WORK REQUIRED:
Please set out every line of the rows below as a JSON list of strings, one string per line, leaving out any blank lines.

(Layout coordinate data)

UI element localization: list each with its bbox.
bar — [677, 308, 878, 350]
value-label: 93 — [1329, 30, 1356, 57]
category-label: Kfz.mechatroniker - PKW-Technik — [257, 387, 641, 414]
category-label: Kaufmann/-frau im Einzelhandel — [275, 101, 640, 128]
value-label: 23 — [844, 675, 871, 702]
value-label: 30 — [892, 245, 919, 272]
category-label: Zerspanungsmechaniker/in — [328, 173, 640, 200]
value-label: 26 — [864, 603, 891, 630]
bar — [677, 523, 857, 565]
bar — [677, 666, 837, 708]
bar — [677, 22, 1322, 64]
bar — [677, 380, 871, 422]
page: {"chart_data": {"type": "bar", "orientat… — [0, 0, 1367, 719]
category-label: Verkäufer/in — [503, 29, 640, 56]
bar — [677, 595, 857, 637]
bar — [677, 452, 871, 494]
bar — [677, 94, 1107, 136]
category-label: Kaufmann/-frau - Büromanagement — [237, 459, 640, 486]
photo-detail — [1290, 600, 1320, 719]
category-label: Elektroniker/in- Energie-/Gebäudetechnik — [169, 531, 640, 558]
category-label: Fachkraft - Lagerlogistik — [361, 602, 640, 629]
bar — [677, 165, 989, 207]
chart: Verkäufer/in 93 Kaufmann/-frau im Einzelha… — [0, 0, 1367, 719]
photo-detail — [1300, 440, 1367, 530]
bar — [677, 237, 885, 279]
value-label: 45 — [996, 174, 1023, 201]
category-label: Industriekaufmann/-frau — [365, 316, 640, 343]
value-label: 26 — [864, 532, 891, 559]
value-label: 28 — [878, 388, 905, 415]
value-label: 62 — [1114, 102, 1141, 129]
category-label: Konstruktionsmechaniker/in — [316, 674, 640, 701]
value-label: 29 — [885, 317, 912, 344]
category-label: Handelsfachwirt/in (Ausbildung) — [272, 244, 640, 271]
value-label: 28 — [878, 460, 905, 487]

RESULT FOR THIS TASK:
[
  "UI element localization: list each with its bbox.",
  "bar — [677, 308, 878, 350]",
  "value-label: 93 — [1329, 30, 1356, 57]",
  "category-label: Kfz.mechatroniker - PKW-Technik — [257, 387, 641, 414]",
  "category-label: Kaufmann/-frau im Einzelhandel — [275, 101, 640, 128]",
  "value-label: 23 — [844, 675, 871, 702]",
  "value-label: 30 — [892, 245, 919, 272]",
  "category-label: Zerspanungsmechaniker/in — [328, 173, 640, 200]",
  "value-label: 26 — [864, 603, 891, 630]",
  "bar — [677, 523, 857, 565]",
  "bar — [677, 666, 837, 708]",
  "bar — [677, 22, 1322, 64]",
  "bar — [677, 380, 871, 422]",
  "page: {\"chart_data\": {\"type\": \"bar\", \"orientat… — [0, 0, 1367, 719]",
  "category-label: Verkäufer/in — [503, 29, 640, 56]",
  "bar — [677, 595, 857, 637]",
  "bar — [677, 452, 871, 494]",
  "bar — [677, 94, 1107, 136]",
  "category-label: Kaufmann/-frau - Büromanagement — [237, 459, 640, 486]",
  "photo-detail — [1290, 600, 1320, 719]",
  "category-label: Elektroniker/in- Energie-/Gebäudetechnik — [169, 531, 640, 558]",
  "category-label: Fachkraft - Lagerlogistik — [361, 602, 640, 629]",
  "bar — [677, 165, 989, 207]",
  "chart: Verkäufer/in 93 Kaufmann/-frau im Einzelha… — [0, 0, 1367, 719]",
  "photo-detail — [1300, 440, 1367, 530]",
  "bar — [677, 237, 885, 279]",
  "value-label: 45 — [996, 174, 1023, 201]",
  "category-label: Industriekaufmann/-frau — [365, 316, 640, 343]",
  "value-label: 26 — [864, 532, 891, 559]",
  "value-label: 28 — [878, 388, 905, 415]",
  "value-label: 62 — [1114, 102, 1141, 129]",
  "category-label: Konstruktionsmechaniker/in — [316, 674, 640, 701]",
  "value-label: 29 — [885, 317, 912, 344]",
  "category-label: Handelsfachwirt/in (Ausbildung) — [272, 244, 640, 271]",
  "value-label: 28 — [878, 460, 905, 487]"
]